> [INSTRUCTION] Gather up every line that includes the string "comments".

%%

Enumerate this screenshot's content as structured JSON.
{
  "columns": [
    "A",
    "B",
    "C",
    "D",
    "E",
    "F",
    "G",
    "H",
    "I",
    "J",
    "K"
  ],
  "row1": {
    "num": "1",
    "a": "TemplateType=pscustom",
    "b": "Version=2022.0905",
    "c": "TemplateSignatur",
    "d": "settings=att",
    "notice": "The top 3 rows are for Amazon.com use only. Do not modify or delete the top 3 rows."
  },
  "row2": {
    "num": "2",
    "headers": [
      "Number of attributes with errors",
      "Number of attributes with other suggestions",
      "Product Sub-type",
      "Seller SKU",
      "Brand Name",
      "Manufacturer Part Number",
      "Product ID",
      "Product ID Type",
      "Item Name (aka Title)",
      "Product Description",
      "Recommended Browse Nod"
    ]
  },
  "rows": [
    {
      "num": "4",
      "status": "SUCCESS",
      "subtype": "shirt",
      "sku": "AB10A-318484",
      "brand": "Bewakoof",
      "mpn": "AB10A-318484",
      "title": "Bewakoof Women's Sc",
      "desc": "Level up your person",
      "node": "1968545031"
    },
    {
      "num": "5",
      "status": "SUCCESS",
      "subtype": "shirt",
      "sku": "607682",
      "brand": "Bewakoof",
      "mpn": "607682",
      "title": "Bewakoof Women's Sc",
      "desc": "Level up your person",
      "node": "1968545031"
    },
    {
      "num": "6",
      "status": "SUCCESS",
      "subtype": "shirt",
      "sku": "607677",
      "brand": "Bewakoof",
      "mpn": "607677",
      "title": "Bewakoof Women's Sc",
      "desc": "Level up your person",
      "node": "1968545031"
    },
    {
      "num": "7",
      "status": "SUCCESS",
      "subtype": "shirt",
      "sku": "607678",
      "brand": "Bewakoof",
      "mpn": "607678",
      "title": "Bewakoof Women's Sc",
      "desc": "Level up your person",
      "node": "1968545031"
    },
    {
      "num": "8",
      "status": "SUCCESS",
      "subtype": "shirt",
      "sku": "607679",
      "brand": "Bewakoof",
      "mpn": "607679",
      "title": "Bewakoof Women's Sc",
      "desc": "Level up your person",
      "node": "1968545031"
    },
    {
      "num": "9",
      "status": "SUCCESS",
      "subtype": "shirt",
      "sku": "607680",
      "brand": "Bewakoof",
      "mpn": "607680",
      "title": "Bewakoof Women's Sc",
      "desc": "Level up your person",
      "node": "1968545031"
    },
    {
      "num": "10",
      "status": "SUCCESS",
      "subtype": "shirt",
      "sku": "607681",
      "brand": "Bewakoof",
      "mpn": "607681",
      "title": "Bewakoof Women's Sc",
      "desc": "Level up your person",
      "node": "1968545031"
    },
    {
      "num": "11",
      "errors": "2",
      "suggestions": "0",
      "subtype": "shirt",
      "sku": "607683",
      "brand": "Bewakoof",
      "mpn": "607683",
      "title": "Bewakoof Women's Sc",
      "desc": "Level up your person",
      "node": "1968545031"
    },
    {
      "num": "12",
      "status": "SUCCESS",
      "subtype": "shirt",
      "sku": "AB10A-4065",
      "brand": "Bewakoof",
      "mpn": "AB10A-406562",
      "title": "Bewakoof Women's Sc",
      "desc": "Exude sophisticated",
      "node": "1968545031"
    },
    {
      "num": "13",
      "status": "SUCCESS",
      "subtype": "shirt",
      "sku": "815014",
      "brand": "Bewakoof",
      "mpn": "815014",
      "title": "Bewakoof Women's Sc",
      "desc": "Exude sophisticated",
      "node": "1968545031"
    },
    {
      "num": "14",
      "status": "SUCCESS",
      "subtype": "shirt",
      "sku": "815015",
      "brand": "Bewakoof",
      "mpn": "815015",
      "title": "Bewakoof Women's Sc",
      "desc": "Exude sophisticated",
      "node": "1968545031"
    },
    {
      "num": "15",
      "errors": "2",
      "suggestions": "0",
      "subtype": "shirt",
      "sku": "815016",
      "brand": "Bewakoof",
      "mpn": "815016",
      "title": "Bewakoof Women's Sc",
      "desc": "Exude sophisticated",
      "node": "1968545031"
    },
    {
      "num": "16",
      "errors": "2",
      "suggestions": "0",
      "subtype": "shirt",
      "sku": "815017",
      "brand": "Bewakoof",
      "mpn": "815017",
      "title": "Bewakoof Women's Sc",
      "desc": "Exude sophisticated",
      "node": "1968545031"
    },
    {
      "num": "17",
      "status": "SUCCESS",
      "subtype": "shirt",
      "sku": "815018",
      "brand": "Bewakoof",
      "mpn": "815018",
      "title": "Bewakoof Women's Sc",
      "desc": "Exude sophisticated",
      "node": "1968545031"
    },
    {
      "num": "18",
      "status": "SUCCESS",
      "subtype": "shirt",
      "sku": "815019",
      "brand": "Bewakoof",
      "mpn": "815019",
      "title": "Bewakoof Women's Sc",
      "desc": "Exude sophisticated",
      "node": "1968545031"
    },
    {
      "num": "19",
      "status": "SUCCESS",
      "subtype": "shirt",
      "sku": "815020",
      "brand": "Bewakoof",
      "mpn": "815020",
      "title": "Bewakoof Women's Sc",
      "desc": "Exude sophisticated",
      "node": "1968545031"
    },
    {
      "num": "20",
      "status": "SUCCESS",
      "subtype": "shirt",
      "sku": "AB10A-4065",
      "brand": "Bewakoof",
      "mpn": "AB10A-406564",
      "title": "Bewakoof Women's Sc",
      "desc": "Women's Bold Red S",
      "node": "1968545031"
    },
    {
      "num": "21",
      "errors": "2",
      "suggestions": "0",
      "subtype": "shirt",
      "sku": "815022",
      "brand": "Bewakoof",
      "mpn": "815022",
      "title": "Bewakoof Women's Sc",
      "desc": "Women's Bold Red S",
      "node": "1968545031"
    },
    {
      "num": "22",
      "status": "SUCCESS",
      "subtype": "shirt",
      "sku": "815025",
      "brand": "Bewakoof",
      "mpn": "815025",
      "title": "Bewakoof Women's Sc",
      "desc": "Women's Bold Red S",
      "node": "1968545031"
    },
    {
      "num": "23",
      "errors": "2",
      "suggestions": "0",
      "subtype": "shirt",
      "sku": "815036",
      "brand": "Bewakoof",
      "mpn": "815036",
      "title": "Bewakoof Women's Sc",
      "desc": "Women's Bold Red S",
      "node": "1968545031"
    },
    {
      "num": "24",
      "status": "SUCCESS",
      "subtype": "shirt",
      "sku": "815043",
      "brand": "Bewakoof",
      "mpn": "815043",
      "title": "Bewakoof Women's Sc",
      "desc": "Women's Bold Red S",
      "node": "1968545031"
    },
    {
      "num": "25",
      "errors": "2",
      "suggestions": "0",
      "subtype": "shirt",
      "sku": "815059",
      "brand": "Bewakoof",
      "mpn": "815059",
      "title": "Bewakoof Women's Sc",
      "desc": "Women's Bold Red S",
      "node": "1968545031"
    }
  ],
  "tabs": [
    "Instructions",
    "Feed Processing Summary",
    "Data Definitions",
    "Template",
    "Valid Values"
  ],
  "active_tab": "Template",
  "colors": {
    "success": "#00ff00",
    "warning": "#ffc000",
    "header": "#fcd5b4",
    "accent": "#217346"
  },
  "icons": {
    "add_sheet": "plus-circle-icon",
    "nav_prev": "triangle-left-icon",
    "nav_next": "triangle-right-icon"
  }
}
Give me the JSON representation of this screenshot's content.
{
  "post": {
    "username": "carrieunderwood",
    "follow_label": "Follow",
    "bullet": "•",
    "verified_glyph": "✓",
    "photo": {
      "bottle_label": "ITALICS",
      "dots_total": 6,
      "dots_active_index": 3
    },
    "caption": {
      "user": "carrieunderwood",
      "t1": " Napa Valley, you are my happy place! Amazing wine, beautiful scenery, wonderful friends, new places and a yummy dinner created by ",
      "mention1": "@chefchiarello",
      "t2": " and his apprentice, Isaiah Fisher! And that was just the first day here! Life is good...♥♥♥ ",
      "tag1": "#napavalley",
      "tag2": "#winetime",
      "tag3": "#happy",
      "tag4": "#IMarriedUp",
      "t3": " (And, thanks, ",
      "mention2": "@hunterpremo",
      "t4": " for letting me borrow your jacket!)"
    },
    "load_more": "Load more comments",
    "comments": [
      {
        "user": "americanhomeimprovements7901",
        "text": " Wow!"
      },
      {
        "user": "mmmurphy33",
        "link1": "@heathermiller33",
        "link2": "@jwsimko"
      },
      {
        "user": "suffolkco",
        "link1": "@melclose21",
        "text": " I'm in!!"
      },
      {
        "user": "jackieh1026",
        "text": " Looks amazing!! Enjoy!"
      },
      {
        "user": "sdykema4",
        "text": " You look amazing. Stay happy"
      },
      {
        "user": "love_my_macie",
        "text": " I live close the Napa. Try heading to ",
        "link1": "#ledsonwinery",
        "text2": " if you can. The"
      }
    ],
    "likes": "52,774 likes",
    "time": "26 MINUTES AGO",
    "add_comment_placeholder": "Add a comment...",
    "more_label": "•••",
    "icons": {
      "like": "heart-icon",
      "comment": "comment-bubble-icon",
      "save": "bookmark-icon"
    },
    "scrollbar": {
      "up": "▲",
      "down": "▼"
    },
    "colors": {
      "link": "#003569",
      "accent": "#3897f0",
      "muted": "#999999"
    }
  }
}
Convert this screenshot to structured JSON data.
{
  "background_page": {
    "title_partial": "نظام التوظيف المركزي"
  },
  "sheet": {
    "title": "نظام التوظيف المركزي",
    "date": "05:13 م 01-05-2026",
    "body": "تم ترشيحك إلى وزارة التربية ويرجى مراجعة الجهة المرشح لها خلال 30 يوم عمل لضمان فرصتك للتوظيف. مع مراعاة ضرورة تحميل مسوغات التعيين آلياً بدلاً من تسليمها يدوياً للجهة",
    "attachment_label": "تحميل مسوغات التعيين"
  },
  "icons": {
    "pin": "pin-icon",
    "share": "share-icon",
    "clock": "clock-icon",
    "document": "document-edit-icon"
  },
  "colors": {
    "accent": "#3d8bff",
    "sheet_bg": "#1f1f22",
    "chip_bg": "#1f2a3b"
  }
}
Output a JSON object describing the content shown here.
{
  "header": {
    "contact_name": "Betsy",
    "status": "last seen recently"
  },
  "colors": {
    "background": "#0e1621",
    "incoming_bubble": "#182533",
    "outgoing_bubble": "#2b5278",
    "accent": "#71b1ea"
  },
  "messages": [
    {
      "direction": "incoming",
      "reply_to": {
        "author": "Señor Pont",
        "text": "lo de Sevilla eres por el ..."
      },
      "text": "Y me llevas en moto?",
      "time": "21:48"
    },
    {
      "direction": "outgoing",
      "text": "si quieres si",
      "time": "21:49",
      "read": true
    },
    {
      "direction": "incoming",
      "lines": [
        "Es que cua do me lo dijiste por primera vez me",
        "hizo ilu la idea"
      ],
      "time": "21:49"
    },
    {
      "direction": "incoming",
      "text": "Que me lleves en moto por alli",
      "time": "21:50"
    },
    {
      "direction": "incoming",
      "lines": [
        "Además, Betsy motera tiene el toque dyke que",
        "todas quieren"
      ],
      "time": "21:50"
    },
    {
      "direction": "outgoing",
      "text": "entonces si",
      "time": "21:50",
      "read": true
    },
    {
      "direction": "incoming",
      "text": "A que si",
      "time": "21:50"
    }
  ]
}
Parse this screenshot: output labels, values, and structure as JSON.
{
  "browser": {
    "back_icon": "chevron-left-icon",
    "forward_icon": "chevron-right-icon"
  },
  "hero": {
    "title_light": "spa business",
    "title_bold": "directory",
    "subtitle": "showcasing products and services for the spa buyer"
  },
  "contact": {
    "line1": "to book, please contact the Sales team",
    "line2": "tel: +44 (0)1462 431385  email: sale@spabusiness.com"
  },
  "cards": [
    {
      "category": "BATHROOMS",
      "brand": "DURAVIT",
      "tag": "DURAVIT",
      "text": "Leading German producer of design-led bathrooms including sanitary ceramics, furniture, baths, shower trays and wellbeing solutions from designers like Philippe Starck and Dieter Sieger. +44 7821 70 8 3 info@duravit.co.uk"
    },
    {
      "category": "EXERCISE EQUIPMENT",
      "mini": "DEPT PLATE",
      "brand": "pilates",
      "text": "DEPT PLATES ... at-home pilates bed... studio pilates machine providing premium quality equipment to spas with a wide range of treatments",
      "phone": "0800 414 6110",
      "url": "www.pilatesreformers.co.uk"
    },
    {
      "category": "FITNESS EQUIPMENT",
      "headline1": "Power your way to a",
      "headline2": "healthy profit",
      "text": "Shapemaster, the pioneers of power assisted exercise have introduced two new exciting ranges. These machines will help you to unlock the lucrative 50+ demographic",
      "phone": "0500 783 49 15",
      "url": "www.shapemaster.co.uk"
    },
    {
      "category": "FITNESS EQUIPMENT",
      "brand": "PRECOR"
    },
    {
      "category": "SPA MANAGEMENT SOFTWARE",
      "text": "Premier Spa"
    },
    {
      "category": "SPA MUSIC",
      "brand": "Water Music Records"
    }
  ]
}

%%

> [SOLUTION TO THE PROBLEM]
    "load_more": "Load more comments",
    "comments": [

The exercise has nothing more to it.